-- Start Data shown --

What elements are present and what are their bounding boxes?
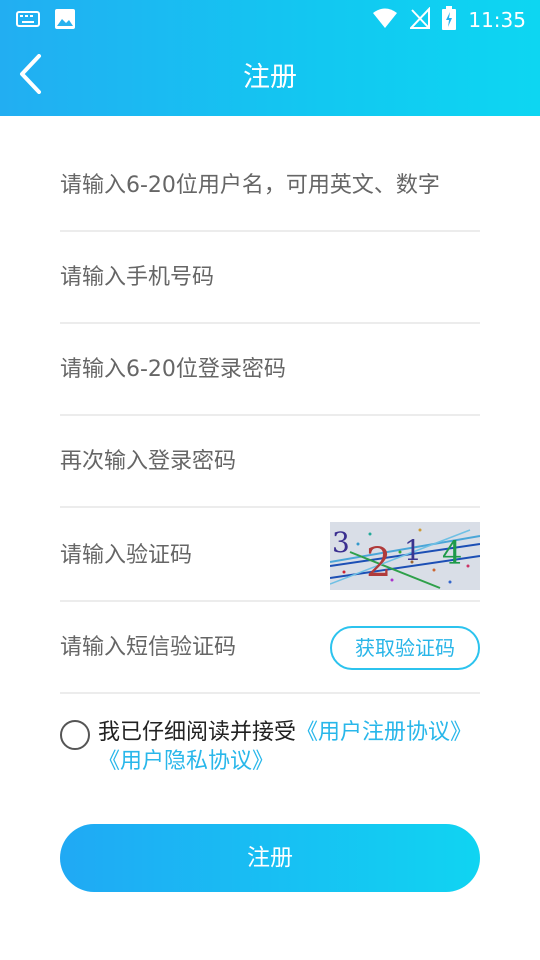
wifi-icon — [372, 7, 398, 33]
user-agreement-link[interactable]: 《用户注册协议》 — [296, 720, 472, 745]
header: 11:35 注册 — [0, 0, 540, 116]
confirm-password-field[interactable]: 再次输入登录密码 — [60, 416, 480, 508]
captcha-image[interactable]: 3 2 1 4 — [330, 522, 480, 590]
status-time: 11:35 — [468, 8, 526, 32]
get-sms-code-button[interactable]: 获取验证码 — [330, 626, 480, 670]
battery-charging-icon — [442, 6, 457, 34]
image-icon — [54, 8, 76, 34]
captcha-digit-4: 4 — [442, 534, 462, 572]
username-placeholder: 请输入6-20位用户名，可用英文、数字 — [60, 173, 440, 198]
status-bar: 11:35 — [0, 0, 540, 38]
keyboard-icon — [16, 10, 40, 32]
password-placeholder: 请输入6-20位登录密码 — [60, 357, 286, 382]
captcha-digit-1: 3 — [332, 526, 350, 559]
phone-field[interactable]: 请输入手机号码 — [60, 232, 480, 324]
username-field[interactable]: 请输入6-20位用户名，可用英文、数字 — [60, 140, 480, 232]
agree-checkbox[interactable] — [60, 720, 90, 750]
register-button[interactable]: 注册 — [60, 824, 480, 892]
captcha-field[interactable]: 请输入验证码 — [60, 510, 192, 602]
captcha-digit-3: 1 — [404, 534, 422, 567]
confirm-password-placeholder: 再次输入登录密码 — [60, 449, 237, 474]
password-field[interactable]: 请输入6-20位登录密码 — [60, 324, 480, 416]
agreement-text: 我已仔细阅读并接受《用户注册协议》《用户隐私协议》 — [98, 718, 488, 776]
page-title: 注册 — [243, 62, 297, 93]
privacy-agreement-link[interactable]: 《用户隐私协议》 — [98, 749, 274, 774]
no-signal-icon — [409, 6, 431, 33]
sms-code-field[interactable]: 请输入短信验证码 — [60, 602, 236, 694]
phone-placeholder: 请输入手机号码 — [60, 265, 215, 290]
sms-row: 请输入短信验证码 获取验证码 — [60, 602, 480, 694]
captcha-row: 请输入验证码 3 2 1 4 — [60, 510, 480, 602]
captcha-digit-2: 2 — [366, 540, 391, 586]
agreement-prefix: 我已仔细阅读并接受 — [98, 720, 297, 745]
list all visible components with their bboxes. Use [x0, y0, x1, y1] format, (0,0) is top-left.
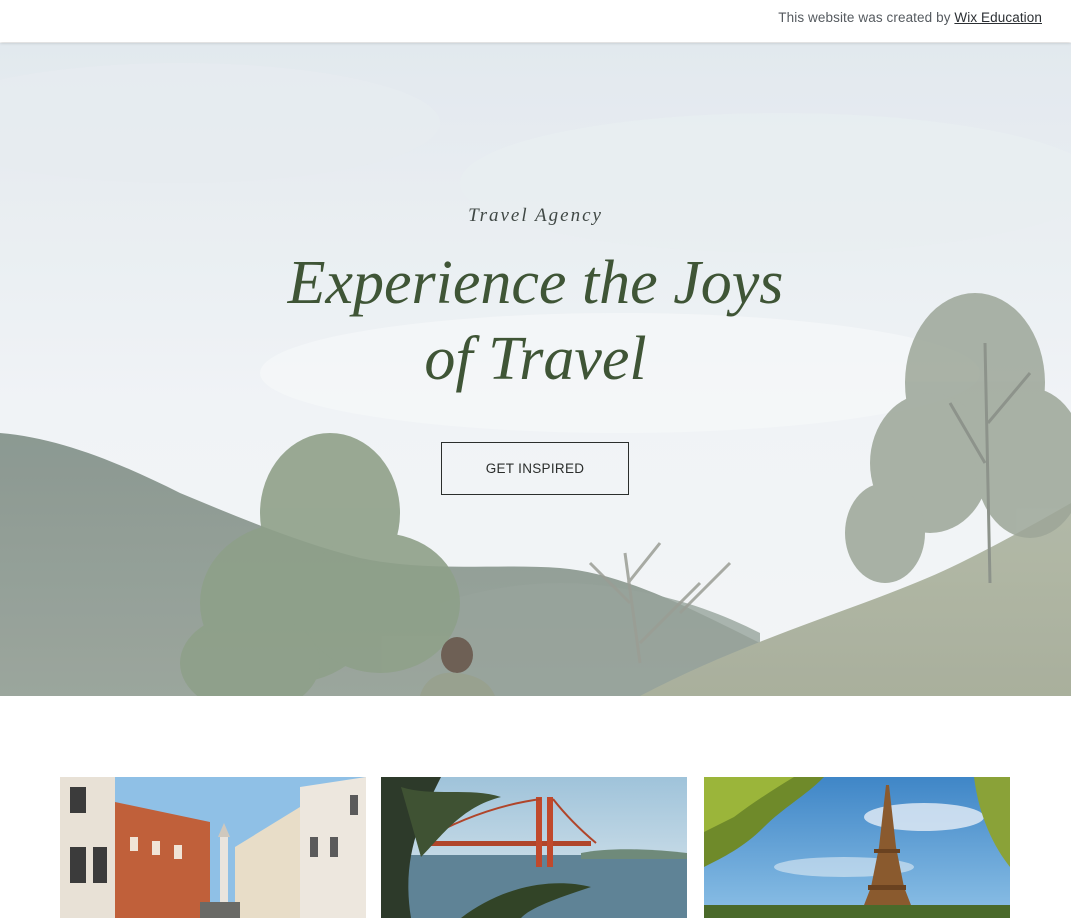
- hero-headline: Experience the Joys of Travel: [0, 245, 1071, 397]
- hero-kicker: Travel Agency: [468, 205, 603, 226]
- top-credit-bar: This website was created by Wix Educatio…: [0, 0, 1071, 42]
- get-inspired-button[interactable]: GET INSPIRED: [441, 442, 629, 495]
- wix-education-link[interactable]: Wix Education: [954, 10, 1042, 25]
- headline-line-2: of Travel: [424, 325, 647, 393]
- gallery-image-golden-gate[interactable]: [381, 777, 687, 918]
- site-credit: This website was created by Wix Educatio…: [778, 10, 1042, 25]
- hero-section: Travel Agency Experience the Joys of Tra…: [0, 43, 1071, 696]
- eiffel-tower-image: [704, 777, 1010, 918]
- gallery-image-venice[interactable]: [60, 777, 366, 918]
- headline-line-1: Experience the Joys: [287, 249, 784, 317]
- credit-prefix: This website was created by: [778, 10, 955, 25]
- venice-street-image: [60, 777, 366, 918]
- gallery-image-eiffel-tower[interactable]: [704, 777, 1010, 918]
- golden-gate-image: [381, 777, 687, 918]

-- End Data shown --

Rewrite all the rows above with "bounding boxes" replaced by "coordinates" and everything else left as it is. Leave out the pictures.

> **Correct response**
What elements are present and what are their coordinates?
wifi-icon — [372, 7, 398, 33]
user-agreement-link[interactable]: 《用户注册协议》 — [296, 720, 472, 745]
header: 11:35 注册 — [0, 0, 540, 116]
confirm-password-field[interactable]: 再次输入登录密码 — [60, 416, 480, 508]
captcha-image[interactable]: 3 2 1 4 — [330, 522, 480, 590]
status-time: 11:35 — [468, 8, 526, 32]
get-sms-code-button[interactable]: 获取验证码 — [330, 626, 480, 670]
battery-charging-icon — [442, 6, 457, 34]
image-icon — [54, 8, 76, 34]
captcha-digit-4: 4 — [442, 534, 462, 572]
username-placeholder: 请输入6-20位用户名，可用英文、数字 — [60, 173, 440, 198]
status-bar: 11:35 — [0, 0, 540, 38]
keyboard-icon — [16, 10, 40, 32]
password-placeholder: 请输入6-20位登录密码 — [60, 357, 286, 382]
captcha-digit-1: 3 — [332, 526, 350, 559]
phone-field[interactable]: 请输入手机号码 — [60, 232, 480, 324]
username-field[interactable]: 请输入6-20位用户名，可用英文、数字 — [60, 140, 480, 232]
agree-checkbox[interactable] — [60, 720, 90, 750]
register-button[interactable]: 注册 — [60, 824, 480, 892]
captcha-field[interactable]: 请输入验证码 — [60, 510, 192, 602]
captcha-digit-3: 1 — [404, 534, 422, 567]
confirm-password-placeholder: 再次输入登录密码 — [60, 449, 237, 474]
password-field[interactable]: 请输入6-20位登录密码 — [60, 324, 480, 416]
agreement-text: 我已仔细阅读并接受《用户注册协议》《用户隐私协议》 — [98, 718, 488, 776]
page-title: 注册 — [243, 62, 297, 93]
privacy-agreement-link[interactable]: 《用户隐私协议》 — [98, 749, 274, 774]
no-signal-icon — [409, 6, 431, 33]
sms-code-field[interactable]: 请输入短信验证码 — [60, 602, 236, 694]
phone-placeholder: 请输入手机号码 — [60, 265, 215, 290]
sms-row: 请输入短信验证码 获取验证码 — [60, 602, 480, 694]
captcha-row: 请输入验证码 3 2 1 4 — [60, 510, 480, 602]
captcha-digit-2: 2 — [366, 540, 391, 586]
agreement-prefix: 我已仔细阅读并接受 — [98, 720, 297, 745]
list all visible components with their bboxes. Use [x0, y0, x1, y1] format, (0,0) is top-left.
- hero-headline: Experience the Joys of Travel: [0, 245, 1071, 397]
- hero-kicker: Travel Agency: [468, 205, 603, 226]
- top-credit-bar: This website was created by Wix Educatio…: [0, 0, 1071, 42]
- get-inspired-button[interactable]: GET INSPIRED: [441, 442, 629, 495]
- wix-education-link[interactable]: Wix Education: [954, 10, 1042, 25]
- headline-line-2: of Travel: [424, 325, 647, 393]
- gallery-image-golden-gate[interactable]: [381, 777, 687, 918]
- site-credit: This website was created by Wix Educatio…: [778, 10, 1042, 25]
- hero-section: Travel Agency Experience the Joys of Tra…: [0, 43, 1071, 696]
- eiffel-tower-image: [704, 777, 1010, 918]
- gallery-image-venice[interactable]: [60, 777, 366, 918]
- headline-line-1: Experience the Joys: [287, 249, 784, 317]
- credit-prefix: This website was created by: [778, 10, 955, 25]
- venice-street-image: [60, 777, 366, 918]
- gallery-image-eiffel-tower[interactable]: [704, 777, 1010, 918]
- golden-gate-image: [381, 777, 687, 918]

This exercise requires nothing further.